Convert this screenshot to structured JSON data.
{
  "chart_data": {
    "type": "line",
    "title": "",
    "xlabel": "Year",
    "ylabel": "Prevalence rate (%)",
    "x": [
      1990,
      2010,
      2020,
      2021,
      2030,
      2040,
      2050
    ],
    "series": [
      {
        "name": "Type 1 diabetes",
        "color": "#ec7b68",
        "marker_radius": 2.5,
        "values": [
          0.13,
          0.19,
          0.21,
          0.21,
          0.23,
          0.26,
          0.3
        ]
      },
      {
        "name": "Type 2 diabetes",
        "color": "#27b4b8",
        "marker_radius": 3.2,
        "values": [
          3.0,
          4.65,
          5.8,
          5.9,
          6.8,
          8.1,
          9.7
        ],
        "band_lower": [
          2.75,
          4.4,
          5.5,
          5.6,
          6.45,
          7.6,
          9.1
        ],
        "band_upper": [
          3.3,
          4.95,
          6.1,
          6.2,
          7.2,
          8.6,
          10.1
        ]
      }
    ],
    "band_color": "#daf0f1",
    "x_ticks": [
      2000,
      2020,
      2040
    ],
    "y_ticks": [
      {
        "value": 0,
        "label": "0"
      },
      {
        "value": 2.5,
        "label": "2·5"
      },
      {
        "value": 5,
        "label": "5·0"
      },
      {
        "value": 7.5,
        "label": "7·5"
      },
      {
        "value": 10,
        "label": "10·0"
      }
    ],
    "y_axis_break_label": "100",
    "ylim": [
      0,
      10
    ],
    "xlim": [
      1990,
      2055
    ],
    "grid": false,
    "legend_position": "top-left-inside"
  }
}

================

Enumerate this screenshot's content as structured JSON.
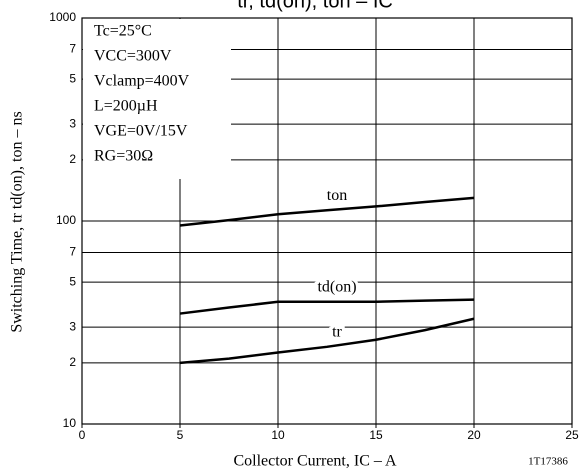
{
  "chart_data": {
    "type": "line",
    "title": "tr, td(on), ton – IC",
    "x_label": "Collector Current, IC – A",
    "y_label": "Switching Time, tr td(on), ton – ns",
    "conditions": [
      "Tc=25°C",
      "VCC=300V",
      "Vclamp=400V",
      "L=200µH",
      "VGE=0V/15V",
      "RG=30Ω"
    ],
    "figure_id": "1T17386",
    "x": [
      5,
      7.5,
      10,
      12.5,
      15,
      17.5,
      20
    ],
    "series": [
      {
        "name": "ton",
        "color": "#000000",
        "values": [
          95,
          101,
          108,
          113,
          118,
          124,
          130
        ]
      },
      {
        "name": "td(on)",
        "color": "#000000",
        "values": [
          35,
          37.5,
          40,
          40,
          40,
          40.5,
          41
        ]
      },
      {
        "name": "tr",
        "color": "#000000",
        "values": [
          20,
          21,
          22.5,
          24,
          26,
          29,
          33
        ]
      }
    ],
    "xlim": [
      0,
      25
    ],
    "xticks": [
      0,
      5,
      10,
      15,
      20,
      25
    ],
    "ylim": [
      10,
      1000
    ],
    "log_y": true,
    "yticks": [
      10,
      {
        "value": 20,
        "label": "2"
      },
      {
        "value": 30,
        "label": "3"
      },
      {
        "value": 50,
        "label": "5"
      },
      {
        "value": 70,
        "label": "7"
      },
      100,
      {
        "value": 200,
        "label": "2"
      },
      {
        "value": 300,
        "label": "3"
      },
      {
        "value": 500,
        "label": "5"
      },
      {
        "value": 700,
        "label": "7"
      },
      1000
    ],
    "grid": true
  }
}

================

▸ TASK GOAL
Count the lines above in which the word "structured" appears, then state only that count.

▸ SOLUTION TO THIS EXERCISE
2